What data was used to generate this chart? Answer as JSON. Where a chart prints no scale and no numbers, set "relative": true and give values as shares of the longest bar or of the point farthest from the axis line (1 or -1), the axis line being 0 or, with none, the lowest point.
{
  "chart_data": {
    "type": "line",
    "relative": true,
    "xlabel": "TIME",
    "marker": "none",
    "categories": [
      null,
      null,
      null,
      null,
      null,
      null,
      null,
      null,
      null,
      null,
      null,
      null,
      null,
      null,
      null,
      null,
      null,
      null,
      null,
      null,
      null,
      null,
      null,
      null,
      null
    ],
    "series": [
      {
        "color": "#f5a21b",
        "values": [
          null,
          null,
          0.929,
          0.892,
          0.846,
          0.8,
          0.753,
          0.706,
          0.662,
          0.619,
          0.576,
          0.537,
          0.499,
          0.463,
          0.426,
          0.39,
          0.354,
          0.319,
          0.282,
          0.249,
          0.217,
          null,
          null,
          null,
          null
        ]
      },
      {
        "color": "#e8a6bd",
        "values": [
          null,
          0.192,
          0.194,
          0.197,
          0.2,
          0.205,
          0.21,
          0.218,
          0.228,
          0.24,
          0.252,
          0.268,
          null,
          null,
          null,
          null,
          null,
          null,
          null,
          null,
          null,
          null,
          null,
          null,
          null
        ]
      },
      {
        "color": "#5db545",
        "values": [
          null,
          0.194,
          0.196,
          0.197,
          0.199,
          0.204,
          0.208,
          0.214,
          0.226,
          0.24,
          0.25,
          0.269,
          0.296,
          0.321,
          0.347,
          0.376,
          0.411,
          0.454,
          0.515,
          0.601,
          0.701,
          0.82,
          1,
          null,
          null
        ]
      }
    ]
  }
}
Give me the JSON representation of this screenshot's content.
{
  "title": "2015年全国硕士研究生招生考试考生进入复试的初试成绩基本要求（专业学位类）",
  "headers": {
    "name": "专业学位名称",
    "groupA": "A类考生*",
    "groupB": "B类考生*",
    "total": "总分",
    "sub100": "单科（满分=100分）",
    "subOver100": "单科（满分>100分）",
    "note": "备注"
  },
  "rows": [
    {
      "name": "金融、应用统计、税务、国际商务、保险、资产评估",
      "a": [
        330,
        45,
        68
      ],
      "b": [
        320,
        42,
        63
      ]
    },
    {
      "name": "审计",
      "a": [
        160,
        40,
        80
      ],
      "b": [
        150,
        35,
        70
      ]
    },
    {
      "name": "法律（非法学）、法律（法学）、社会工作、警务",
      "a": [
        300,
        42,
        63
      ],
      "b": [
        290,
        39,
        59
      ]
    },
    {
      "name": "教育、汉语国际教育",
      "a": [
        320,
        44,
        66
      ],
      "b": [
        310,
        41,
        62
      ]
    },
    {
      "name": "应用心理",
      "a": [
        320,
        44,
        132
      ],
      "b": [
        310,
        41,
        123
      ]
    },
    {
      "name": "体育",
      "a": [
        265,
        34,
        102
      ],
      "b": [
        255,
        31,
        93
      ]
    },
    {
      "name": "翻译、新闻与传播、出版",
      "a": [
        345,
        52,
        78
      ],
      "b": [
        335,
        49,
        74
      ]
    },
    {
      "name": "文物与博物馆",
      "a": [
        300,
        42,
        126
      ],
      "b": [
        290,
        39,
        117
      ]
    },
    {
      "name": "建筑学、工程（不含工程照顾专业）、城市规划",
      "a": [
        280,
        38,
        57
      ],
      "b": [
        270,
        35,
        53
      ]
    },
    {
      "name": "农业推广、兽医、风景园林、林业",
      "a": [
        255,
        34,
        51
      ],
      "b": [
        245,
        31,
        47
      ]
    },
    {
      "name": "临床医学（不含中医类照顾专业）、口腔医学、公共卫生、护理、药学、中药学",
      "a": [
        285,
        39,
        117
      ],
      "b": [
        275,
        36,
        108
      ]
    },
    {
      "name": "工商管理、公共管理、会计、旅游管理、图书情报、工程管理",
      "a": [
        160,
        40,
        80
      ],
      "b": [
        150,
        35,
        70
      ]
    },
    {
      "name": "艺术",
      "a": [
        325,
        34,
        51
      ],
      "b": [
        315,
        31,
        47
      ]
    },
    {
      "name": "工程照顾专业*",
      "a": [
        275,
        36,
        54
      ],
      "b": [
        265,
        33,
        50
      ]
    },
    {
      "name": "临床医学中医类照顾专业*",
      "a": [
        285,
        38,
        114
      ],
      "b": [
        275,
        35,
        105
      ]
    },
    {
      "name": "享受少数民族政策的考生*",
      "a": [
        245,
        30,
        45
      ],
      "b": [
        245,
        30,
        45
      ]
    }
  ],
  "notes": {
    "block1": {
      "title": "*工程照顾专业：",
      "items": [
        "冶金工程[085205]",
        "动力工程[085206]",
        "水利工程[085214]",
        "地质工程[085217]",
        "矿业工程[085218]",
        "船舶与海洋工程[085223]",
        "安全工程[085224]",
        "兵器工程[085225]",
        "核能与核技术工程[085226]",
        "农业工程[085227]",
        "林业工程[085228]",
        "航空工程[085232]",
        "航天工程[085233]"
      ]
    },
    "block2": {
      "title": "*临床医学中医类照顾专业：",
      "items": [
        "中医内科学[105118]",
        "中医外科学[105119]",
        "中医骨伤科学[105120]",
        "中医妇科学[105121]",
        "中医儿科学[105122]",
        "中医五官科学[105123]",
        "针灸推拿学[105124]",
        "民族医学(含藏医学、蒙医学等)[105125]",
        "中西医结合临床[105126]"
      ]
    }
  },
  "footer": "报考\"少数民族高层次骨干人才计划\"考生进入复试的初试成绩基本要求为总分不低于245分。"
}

+ + + + + + +

PROBLEM DESCRIPTION ▸
Lines in the records that hold the word "relative" are to be counted; give only the total.

EXERCISE SOLUTION ▸
2